## THE PROBLEM
Tally the lines holding the string "text" and reply with that number alone.

[Collected data]
────────────────────

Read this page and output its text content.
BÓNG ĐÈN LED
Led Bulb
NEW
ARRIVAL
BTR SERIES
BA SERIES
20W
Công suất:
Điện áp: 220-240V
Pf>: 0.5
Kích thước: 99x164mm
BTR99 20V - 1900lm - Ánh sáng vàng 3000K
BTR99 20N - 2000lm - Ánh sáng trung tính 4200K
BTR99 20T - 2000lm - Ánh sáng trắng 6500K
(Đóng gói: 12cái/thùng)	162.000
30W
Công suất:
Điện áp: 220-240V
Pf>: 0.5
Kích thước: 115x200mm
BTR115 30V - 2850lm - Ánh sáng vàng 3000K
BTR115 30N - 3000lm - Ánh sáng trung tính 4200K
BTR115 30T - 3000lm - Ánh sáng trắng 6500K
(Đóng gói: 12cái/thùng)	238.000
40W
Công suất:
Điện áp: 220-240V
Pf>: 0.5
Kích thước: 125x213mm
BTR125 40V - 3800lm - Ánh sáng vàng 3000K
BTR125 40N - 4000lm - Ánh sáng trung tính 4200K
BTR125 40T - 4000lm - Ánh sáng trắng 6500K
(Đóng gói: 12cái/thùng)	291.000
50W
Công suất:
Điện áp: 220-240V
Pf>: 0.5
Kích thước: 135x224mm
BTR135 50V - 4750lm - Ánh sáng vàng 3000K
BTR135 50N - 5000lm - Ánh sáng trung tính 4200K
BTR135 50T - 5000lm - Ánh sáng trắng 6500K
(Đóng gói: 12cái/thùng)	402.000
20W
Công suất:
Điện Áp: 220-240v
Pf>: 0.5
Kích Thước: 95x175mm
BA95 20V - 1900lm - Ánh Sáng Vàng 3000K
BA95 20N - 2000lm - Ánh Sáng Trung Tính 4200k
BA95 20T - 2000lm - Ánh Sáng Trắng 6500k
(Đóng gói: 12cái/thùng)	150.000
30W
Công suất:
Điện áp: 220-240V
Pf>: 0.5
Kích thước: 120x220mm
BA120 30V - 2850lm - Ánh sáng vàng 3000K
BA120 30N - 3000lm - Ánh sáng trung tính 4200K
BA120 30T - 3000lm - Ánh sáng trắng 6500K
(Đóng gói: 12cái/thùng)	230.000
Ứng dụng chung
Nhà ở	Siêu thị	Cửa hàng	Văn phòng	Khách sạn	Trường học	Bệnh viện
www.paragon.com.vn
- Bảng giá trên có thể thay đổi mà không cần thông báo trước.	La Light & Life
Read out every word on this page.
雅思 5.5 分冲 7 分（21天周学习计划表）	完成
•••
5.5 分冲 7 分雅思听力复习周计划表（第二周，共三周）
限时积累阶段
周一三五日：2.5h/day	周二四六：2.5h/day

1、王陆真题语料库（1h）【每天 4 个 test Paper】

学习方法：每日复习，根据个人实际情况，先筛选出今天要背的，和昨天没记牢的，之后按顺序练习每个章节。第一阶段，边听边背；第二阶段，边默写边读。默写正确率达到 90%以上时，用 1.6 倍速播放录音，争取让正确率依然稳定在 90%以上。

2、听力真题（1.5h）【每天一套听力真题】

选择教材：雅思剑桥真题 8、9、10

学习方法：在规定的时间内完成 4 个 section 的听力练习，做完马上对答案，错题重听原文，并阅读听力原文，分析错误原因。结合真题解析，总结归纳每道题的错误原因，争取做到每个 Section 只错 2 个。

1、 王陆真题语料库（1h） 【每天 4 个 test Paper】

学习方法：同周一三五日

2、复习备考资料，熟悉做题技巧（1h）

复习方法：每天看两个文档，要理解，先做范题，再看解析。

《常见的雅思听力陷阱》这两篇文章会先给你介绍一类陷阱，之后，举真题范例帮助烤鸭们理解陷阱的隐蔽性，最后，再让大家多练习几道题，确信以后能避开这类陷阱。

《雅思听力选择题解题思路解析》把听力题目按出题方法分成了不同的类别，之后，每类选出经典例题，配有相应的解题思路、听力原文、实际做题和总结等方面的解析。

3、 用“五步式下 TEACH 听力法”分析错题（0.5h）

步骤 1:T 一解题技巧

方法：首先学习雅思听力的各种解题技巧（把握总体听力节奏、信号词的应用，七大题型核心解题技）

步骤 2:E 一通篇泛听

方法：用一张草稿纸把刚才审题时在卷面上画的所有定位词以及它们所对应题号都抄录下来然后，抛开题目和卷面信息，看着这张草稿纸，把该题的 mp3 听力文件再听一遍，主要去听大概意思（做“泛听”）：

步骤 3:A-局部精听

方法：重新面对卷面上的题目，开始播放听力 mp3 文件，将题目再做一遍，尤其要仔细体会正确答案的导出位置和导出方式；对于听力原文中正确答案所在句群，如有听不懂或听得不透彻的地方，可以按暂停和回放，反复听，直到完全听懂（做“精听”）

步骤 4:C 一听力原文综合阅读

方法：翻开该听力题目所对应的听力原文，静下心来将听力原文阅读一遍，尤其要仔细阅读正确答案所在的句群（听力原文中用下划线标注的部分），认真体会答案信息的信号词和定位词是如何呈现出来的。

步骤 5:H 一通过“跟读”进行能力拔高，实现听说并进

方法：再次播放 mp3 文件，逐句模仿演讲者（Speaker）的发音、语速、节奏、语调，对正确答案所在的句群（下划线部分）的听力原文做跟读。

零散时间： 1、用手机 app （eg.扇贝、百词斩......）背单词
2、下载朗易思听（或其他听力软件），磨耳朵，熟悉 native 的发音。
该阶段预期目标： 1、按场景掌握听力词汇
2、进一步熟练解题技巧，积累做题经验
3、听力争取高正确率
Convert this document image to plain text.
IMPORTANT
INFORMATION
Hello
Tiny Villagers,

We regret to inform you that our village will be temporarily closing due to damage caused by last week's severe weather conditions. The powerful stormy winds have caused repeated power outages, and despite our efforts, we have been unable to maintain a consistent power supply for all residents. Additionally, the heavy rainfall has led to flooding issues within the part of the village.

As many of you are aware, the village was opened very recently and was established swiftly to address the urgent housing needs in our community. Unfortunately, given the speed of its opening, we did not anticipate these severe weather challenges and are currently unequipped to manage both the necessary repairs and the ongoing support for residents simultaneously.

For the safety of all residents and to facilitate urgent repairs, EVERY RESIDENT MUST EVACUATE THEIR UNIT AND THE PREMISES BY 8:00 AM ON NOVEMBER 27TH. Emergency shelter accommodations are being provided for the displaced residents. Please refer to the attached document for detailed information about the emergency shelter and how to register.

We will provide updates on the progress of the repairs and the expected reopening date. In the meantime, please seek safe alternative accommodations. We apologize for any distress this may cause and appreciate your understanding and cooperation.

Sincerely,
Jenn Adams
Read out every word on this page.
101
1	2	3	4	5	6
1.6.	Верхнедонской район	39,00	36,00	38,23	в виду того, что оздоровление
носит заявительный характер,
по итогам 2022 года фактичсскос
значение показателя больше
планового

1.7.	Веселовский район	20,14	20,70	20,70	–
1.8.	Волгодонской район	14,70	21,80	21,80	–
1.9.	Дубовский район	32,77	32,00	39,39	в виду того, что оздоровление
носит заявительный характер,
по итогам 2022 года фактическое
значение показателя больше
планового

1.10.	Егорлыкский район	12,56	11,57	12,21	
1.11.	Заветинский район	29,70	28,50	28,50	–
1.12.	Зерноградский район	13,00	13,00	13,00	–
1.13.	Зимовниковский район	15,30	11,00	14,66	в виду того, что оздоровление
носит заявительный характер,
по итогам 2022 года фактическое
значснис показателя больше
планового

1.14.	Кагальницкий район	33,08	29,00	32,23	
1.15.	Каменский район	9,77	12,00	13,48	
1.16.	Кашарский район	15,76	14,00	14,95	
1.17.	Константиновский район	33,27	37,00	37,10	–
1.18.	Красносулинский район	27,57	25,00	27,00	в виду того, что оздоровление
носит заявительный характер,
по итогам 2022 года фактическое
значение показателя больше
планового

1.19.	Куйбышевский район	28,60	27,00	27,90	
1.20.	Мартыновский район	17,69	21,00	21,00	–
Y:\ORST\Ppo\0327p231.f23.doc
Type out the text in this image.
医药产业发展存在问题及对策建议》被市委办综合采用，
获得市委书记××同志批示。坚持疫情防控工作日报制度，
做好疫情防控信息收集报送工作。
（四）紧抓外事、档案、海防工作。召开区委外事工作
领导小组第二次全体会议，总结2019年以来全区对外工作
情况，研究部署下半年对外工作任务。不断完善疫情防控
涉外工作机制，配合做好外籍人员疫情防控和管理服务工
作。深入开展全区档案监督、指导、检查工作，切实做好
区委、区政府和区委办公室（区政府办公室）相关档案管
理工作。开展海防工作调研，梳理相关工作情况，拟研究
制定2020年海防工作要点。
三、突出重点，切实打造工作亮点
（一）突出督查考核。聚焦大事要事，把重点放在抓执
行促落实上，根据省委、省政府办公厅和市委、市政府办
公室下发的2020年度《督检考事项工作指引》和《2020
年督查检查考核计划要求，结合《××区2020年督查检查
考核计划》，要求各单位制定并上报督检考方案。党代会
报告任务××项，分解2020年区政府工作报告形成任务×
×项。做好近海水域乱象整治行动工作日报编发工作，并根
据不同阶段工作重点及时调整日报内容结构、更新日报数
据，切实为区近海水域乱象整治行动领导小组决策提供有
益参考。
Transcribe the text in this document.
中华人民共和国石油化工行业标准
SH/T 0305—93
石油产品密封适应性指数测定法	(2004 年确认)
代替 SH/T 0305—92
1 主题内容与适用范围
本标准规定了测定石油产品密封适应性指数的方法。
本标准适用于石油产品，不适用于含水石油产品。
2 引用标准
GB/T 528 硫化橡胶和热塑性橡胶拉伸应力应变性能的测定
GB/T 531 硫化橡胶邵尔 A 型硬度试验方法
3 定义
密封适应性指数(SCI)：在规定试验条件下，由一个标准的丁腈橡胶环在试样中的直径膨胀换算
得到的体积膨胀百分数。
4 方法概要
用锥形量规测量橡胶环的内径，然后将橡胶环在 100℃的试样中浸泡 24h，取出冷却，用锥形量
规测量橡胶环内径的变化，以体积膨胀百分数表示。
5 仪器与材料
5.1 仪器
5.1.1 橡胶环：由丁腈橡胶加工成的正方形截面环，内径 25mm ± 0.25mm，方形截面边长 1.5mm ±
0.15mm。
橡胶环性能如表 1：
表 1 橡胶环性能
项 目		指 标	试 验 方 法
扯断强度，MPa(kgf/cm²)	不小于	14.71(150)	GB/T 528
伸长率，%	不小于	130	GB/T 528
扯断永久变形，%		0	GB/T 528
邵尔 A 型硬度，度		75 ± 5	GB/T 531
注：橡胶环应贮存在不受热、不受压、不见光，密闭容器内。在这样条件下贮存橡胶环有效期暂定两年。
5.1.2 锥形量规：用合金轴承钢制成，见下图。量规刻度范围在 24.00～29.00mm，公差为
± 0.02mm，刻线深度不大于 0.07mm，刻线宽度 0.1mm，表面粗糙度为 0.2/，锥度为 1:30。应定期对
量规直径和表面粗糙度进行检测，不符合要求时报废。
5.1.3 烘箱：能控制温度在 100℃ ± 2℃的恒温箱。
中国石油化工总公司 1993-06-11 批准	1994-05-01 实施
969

────────────────────

## FINISHED ANSWER
4